— START —

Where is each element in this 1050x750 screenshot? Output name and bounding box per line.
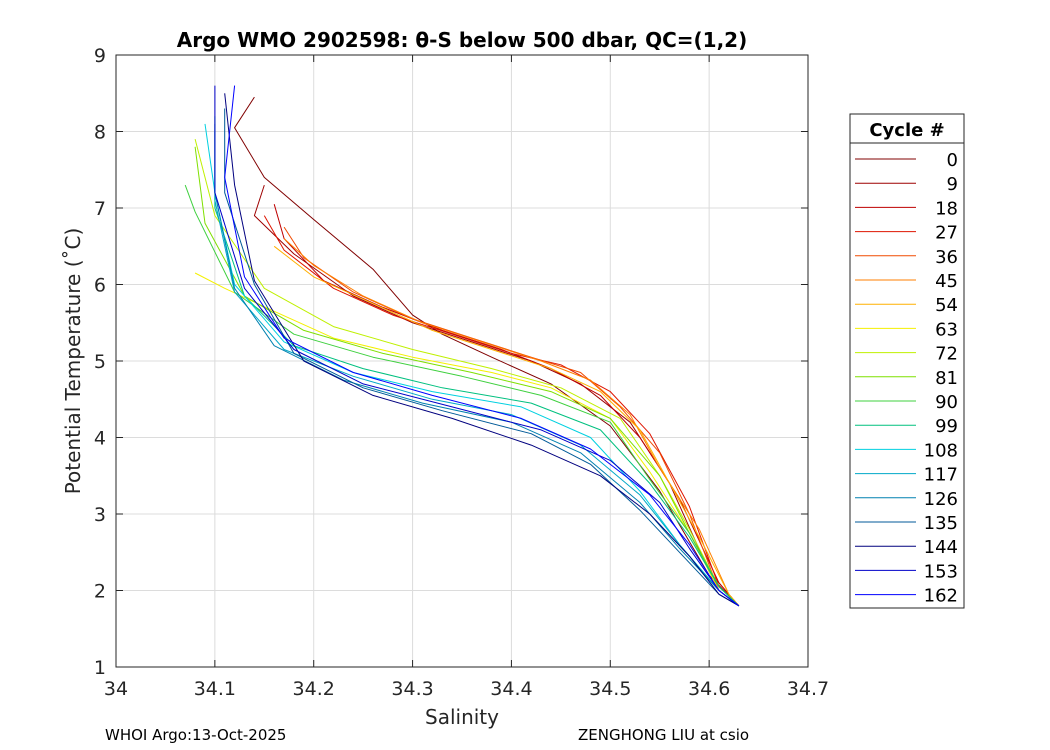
y-tick-label: 7: [94, 198, 106, 220]
legend-label-135: 135: [924, 513, 958, 534]
legend-label-27: 27: [935, 223, 958, 244]
series-line-144: [224, 93, 740, 607]
y-axis-label: Potential Temperature (˚C): [61, 228, 85, 495]
series-line-135: [224, 108, 740, 607]
legend-label-81: 81: [935, 368, 958, 389]
legend-label-108: 108: [924, 440, 958, 461]
legend-items: 0 9 18 27 36 45 54 63 72 81 90 99 108 117 126 135 144 153…: [855, 150, 958, 607]
y-tick-label: 3: [94, 504, 106, 526]
legend-label-9: 9: [947, 174, 958, 195]
series-line-45: [283, 238, 740, 607]
legend-label-63: 63: [935, 319, 958, 340]
series-line-72: [194, 138, 740, 607]
legend: Cycle # 0 9 18 27 36 45 54 63 72 81 90 99 108 117 126 1…: [849, 113, 965, 609]
x-tick-label: 34.1: [194, 678, 236, 700]
legend-title: Cycle #: [869, 120, 944, 141]
y-tick-label: 9: [94, 45, 106, 67]
y-tick-label: 2: [94, 581, 106, 603]
legend-label-18: 18: [935, 198, 958, 219]
x-tick-label: 34.5: [589, 678, 631, 700]
x-tick-label: 34: [104, 678, 128, 700]
series-line-126: [214, 123, 740, 607]
legend-label-99: 99: [935, 416, 958, 437]
series-line-162: [224, 85, 740, 607]
legend-label-54: 54: [935, 295, 958, 316]
x-tick-label: 34.4: [490, 678, 532, 700]
series-line-99: [214, 116, 740, 607]
legend-label-0: 0: [947, 150, 958, 171]
legend-label-126: 126: [924, 489, 958, 510]
y-tick-label: 6: [94, 275, 106, 297]
series-line-9: [253, 184, 740, 607]
legend-label-153: 153: [924, 561, 958, 582]
y-tick-label: 1: [94, 657, 106, 679]
legend-label-72: 72: [935, 344, 958, 365]
legend-label-36: 36: [935, 247, 958, 268]
series-line-90: [184, 184, 740, 607]
series-line-153: [214, 85, 740, 607]
legend-label-90: 90: [935, 392, 958, 413]
legend-label-162: 162: [924, 586, 958, 607]
x-tick-label: 34.3: [391, 678, 433, 700]
y-tick-label: 5: [94, 351, 106, 373]
legend-label-45: 45: [935, 271, 958, 292]
data-series-group: [184, 85, 740, 607]
legend-box: [849, 113, 965, 609]
x-tick-label: 34.7: [787, 678, 829, 700]
legend-label-144: 144: [924, 537, 958, 558]
x-axis-label: Salinity: [425, 705, 499, 729]
series-line-0: [234, 96, 740, 607]
footer-right-text: ZENGHONG LIU at csio: [578, 726, 750, 744]
y-tick-label: 4: [94, 428, 106, 450]
series-line-54: [273, 245, 740, 607]
y-tick-label: 8: [94, 122, 106, 144]
legend-label-117: 117: [924, 465, 958, 486]
x-tick-label: 34.2: [293, 678, 335, 700]
x-tick-label: 34.6: [688, 678, 730, 700]
chart-title: Argo WMO 2902598: θ-S below 500 dbar, QC…: [177, 28, 747, 52]
series-line-36: [283, 226, 740, 607]
footer-left-text: WHOI Argo:13-Oct-2025: [105, 726, 287, 744]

— END —

▶ **Problem requirements**:
Reproduce every line of the records above character for character, leaving out the pictures.

▶ **Output for this task**:
Where is each element in this 1050x750 screenshot? Output name and bounding box per line.
y-tick-label: 7: [94, 198, 106, 220]
legend-label-135: 135: [924, 513, 958, 534]
legend-label-27: 27: [935, 223, 958, 244]
series-line-144: [224, 93, 740, 607]
y-axis-label: Potential Temperature (˚C): [61, 228, 85, 495]
series-line-135: [224, 108, 740, 607]
legend-label-81: 81: [935, 368, 958, 389]
legend-label-108: 108: [924, 440, 958, 461]
legend-items: 0 9 18 27 36 45 54 63 72 81 90 99 108 117 126 135 144 153…: [855, 150, 958, 607]
y-tick-label: 3: [94, 504, 106, 526]
legend-label-9: 9: [947, 174, 958, 195]
series-line-45: [283, 238, 740, 607]
legend-label-63: 63: [935, 319, 958, 340]
series-line-72: [194, 138, 740, 607]
legend: Cycle # 0 9 18 27 36 45 54 63 72 81 90 99 108 117 126 1…: [849, 113, 965, 609]
x-tick-label: 34.1: [194, 678, 236, 700]
legend-title: Cycle #: [869, 120, 944, 141]
y-tick-label: 9: [94, 45, 106, 67]
y-tick-label: 2: [94, 581, 106, 603]
legend-label-18: 18: [935, 198, 958, 219]
x-tick-label: 34.5: [589, 678, 631, 700]
x-tick-label: 34: [104, 678, 128, 700]
series-line-126: [214, 123, 740, 607]
legend-label-99: 99: [935, 416, 958, 437]
series-line-162: [224, 85, 740, 607]
legend-label-54: 54: [935, 295, 958, 316]
x-tick-label: 34.4: [490, 678, 532, 700]
series-line-99: [214, 116, 740, 607]
legend-label-0: 0: [947, 150, 958, 171]
legend-label-126: 126: [924, 489, 958, 510]
y-tick-label: 6: [94, 275, 106, 297]
series-line-9: [253, 184, 740, 607]
legend-label-153: 153: [924, 561, 958, 582]
y-tick-label: 1: [94, 657, 106, 679]
legend-label-72: 72: [935, 344, 958, 365]
legend-label-36: 36: [935, 247, 958, 268]
series-line-90: [184, 184, 740, 607]
series-line-153: [214, 85, 740, 607]
legend-label-90: 90: [935, 392, 958, 413]
legend-label-162: 162: [924, 586, 958, 607]
x-tick-label: 34.3: [391, 678, 433, 700]
y-tick-label: 5: [94, 351, 106, 373]
legend-label-45: 45: [935, 271, 958, 292]
data-series-group: [184, 85, 740, 607]
legend-box: [849, 113, 965, 609]
x-tick-label: 34.7: [787, 678, 829, 700]
legend-label-144: 144: [924, 537, 958, 558]
x-axis-label: Salinity: [425, 705, 499, 729]
series-line-0: [234, 96, 740, 607]
footer-right-text: ZENGHONG LIU at csio: [578, 726, 750, 744]
y-tick-label: 4: [94, 428, 106, 450]
series-line-54: [273, 245, 740, 607]
y-tick-label: 8: [94, 122, 106, 144]
legend-label-117: 117: [924, 465, 958, 486]
x-tick-label: 34.2: [293, 678, 335, 700]
x-tick-label: 34.6: [688, 678, 730, 700]
chart-title: Argo WMO 2902598: θ-S below 500 dbar, QC…: [177, 28, 747, 52]
series-line-36: [283, 226, 740, 607]
footer-left-text: WHOI Argo:13-Oct-2025: [105, 726, 287, 744]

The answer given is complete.